- Information supplied:
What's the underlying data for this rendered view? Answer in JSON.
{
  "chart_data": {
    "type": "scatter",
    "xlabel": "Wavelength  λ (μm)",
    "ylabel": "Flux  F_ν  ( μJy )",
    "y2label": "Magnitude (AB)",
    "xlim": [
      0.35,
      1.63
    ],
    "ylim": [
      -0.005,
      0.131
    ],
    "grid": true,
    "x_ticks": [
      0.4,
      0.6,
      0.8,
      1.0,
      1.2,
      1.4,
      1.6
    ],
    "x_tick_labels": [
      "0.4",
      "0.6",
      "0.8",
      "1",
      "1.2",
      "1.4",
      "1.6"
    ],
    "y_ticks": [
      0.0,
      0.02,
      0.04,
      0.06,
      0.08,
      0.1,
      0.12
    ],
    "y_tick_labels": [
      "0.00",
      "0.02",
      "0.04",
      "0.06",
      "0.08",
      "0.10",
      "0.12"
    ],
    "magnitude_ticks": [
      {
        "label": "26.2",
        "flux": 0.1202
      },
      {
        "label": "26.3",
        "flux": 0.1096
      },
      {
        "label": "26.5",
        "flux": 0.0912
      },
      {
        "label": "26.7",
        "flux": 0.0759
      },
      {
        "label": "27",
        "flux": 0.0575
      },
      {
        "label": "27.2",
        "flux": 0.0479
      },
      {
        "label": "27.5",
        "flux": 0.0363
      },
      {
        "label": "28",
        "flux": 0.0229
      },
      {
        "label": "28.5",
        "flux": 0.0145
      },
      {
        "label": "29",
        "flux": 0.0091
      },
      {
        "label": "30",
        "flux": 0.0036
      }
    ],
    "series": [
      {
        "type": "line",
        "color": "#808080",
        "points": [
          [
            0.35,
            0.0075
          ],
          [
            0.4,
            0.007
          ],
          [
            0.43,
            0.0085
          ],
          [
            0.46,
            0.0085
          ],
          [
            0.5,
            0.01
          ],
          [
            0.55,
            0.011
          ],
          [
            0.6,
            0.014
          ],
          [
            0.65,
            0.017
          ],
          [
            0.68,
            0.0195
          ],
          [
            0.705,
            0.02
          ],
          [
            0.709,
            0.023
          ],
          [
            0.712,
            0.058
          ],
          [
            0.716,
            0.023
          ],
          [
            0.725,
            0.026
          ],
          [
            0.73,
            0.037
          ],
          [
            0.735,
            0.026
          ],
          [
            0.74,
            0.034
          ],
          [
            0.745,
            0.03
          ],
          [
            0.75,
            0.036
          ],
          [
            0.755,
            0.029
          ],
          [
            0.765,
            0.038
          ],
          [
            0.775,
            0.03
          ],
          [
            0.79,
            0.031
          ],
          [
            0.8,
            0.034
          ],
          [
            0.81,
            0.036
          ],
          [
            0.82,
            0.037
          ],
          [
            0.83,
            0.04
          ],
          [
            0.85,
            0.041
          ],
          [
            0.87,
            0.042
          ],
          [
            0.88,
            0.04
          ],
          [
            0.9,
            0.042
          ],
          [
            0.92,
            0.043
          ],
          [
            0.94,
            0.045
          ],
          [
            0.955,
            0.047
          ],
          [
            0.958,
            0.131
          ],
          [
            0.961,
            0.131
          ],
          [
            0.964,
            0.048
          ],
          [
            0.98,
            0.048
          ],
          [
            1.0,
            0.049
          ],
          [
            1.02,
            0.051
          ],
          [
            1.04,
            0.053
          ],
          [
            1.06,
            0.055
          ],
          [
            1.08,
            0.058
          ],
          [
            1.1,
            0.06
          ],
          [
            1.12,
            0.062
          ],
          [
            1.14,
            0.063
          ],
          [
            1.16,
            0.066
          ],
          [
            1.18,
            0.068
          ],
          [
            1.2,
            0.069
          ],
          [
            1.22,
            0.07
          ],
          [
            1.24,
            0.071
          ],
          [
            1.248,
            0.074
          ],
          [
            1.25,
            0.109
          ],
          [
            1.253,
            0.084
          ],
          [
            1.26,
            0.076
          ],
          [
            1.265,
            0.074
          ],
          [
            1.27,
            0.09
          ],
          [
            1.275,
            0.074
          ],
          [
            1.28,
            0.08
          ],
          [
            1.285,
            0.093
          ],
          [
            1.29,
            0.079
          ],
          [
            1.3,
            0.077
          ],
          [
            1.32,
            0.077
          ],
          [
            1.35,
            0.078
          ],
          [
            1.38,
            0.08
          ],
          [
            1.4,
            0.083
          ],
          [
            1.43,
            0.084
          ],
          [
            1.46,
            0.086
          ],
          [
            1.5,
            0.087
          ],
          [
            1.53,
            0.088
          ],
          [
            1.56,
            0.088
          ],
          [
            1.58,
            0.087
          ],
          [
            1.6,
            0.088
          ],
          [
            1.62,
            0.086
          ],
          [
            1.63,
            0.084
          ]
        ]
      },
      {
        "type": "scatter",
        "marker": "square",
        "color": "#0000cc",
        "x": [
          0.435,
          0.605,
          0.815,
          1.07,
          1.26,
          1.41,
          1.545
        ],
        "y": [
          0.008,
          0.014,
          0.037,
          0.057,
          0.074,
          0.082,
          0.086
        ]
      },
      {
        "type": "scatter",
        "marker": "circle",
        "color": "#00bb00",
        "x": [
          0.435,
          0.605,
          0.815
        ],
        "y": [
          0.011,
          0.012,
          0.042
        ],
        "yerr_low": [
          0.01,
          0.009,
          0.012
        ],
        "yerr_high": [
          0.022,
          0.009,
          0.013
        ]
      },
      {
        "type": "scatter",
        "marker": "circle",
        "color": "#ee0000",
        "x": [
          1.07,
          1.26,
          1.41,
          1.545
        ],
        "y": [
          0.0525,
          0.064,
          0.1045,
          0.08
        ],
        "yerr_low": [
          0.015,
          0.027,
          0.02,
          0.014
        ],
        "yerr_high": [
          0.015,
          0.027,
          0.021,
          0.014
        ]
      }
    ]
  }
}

- Stated goal: Show the data once more, exactly as it was written.

- Answer to this task:
What's the underlying data for this rendered view? Answer in JSON.
{
  "chart_data": {
    "type": "scatter",
    "xlabel": "Wavelength  λ (μm)",
    "ylabel": "Flux  F_ν  ( μJy )",
    "y2label": "Magnitude (AB)",
    "xlim": [
      0.35,
      1.63
    ],
    "ylim": [
      -0.005,
      0.131
    ],
    "grid": true,
    "x_ticks": [
      0.4,
      0.6,
      0.8,
      1.0,
      1.2,
      1.4,
      1.6
    ],
    "x_tick_labels": [
      "0.4",
      "0.6",
      "0.8",
      "1",
      "1.2",
      "1.4",
      "1.6"
    ],
    "y_ticks": [
      0.0,
      0.02,
      0.04,
      0.06,
      0.08,
      0.1,
      0.12
    ],
    "y_tick_labels": [
      "0.00",
      "0.02",
      "0.04",
      "0.06",
      "0.08",
      "0.10",
      "0.12"
    ],
    "magnitude_ticks": [
      {
        "label": "26.2",
        "flux": 0.1202
      },
      {
        "label": "26.3",
        "flux": 0.1096
      },
      {
        "label": "26.5",
        "flux": 0.0912
      },
      {
        "label": "26.7",
        "flux": 0.0759
      },
      {
        "label": "27",
        "flux": 0.0575
      },
      {
        "label": "27.2",
        "flux": 0.0479
      },
      {
        "label": "27.5",
        "flux": 0.0363
      },
      {
        "label": "28",
        "flux": 0.0229
      },
      {
        "label": "28.5",
        "flux": 0.0145
      },
      {
        "label": "29",
        "flux": 0.0091
      },
      {
        "label": "30",
        "flux": 0.0036
      }
    ],
    "series": [
      {
        "type": "line",
        "color": "#808080",
        "points": [
          [
            0.35,
            0.0075
          ],
          [
            0.4,
            0.007
          ],
          [
            0.43,
            0.0085
          ],
          [
            0.46,
            0.0085
          ],
          [
            0.5,
            0.01
          ],
          [
            0.55,
            0.011
          ],
          [
            0.6,
            0.014
          ],
          [
            0.65,
            0.017
          ],
          [
            0.68,
            0.0195
          ],
          [
            0.705,
            0.02
          ],
          [
            0.709,
            0.023
          ],
          [
            0.712,
            0.058
          ],
          [
            0.716,
            0.023
          ],
          [
            0.725,
            0.026
          ],
          [
            0.73,
            0.037
          ],
          [
            0.735,
            0.026
          ],
          [
            0.74,
            0.034
          ],
          [
            0.745,
            0.03
          ],
          [
            0.75,
            0.036
          ],
          [
            0.755,
            0.029
          ],
          [
            0.765,
            0.038
          ],
          [
            0.775,
            0.03
          ],
          [
            0.79,
            0.031
          ],
          [
            0.8,
            0.034
          ],
          [
            0.81,
            0.036
          ],
          [
            0.82,
            0.037
          ],
          [
            0.83,
            0.04
          ],
          [
            0.85,
            0.041
          ],
          [
            0.87,
            0.042
          ],
          [
            0.88,
            0.04
          ],
          [
            0.9,
            0.042
          ],
          [
            0.92,
            0.043
          ],
          [
            0.94,
            0.045
          ],
          [
            0.955,
            0.047
          ],
          [
            0.958,
            0.131
          ],
          [
            0.961,
            0.131
          ],
          [
            0.964,
            0.048
          ],
          [
            0.98,
            0.048
          ],
          [
            1.0,
            0.049
          ],
          [
            1.02,
            0.051
          ],
          [
            1.04,
            0.053
          ],
          [
            1.06,
            0.055
          ],
          [
            1.08,
            0.058
          ],
          [
            1.1,
            0.06
          ],
          [
            1.12,
            0.062
          ],
          [
            1.14,
            0.063
          ],
          [
            1.16,
            0.066
          ],
          [
            1.18,
            0.068
          ],
          [
            1.2,
            0.069
          ],
          [
            1.22,
            0.07
          ],
          [
            1.24,
            0.071
          ],
          [
            1.248,
            0.074
          ],
          [
            1.25,
            0.109
          ],
          [
            1.253,
            0.084
          ],
          [
            1.26,
            0.076
          ],
          [
            1.265,
            0.074
          ],
          [
            1.27,
            0.09
          ],
          [
            1.275,
            0.074
          ],
          [
            1.28,
            0.08
          ],
          [
            1.285,
            0.093
          ],
          [
            1.29,
            0.079
          ],
          [
            1.3,
            0.077
          ],
          [
            1.32,
            0.077
          ],
          [
            1.35,
            0.078
          ],
          [
            1.38,
            0.08
          ],
          [
            1.4,
            0.083
          ],
          [
            1.43,
            0.084
          ],
          [
            1.46,
            0.086
          ],
          [
            1.5,
            0.087
          ],
          [
            1.53,
            0.088
          ],
          [
            1.56,
            0.088
          ],
          [
            1.58,
            0.087
          ],
          [
            1.6,
            0.088
          ],
          [
            1.62,
            0.086
          ],
          [
            1.63,
            0.084
          ]
        ]
      },
      {
        "type": "scatter",
        "marker": "square",
        "color": "#0000cc",
        "x": [
          0.435,
          0.605,
          0.815,
          1.07,
          1.26,
          1.41,
          1.545
        ],
        "y": [
          0.008,
          0.014,
          0.037,
          0.057,
          0.074,
          0.082,
          0.086
        ]
      },
      {
        "type": "scatter",
        "marker": "circle",
        "color": "#00bb00",
        "x": [
          0.435,
          0.605,
          0.815
        ],
        "y": [
          0.011,
          0.012,
          0.042
        ],
        "yerr_low": [
          0.01,
          0.009,
          0.012
        ],
        "yerr_high": [
          0.022,
          0.009,
          0.013
        ]
      },
      {
        "type": "scatter",
        "marker": "circle",
        "color": "#ee0000",
        "x": [
          1.07,
          1.26,
          1.41,
          1.545
        ],
        "y": [
          0.0525,
          0.064,
          0.1045,
          0.08
        ],
        "yerr_low": [
          0.015,
          0.027,
          0.02,
          0.014
        ],
        "yerr_high": [
          0.015,
          0.027,
          0.021,
          0.014
        ]
      }
    ]
  }
}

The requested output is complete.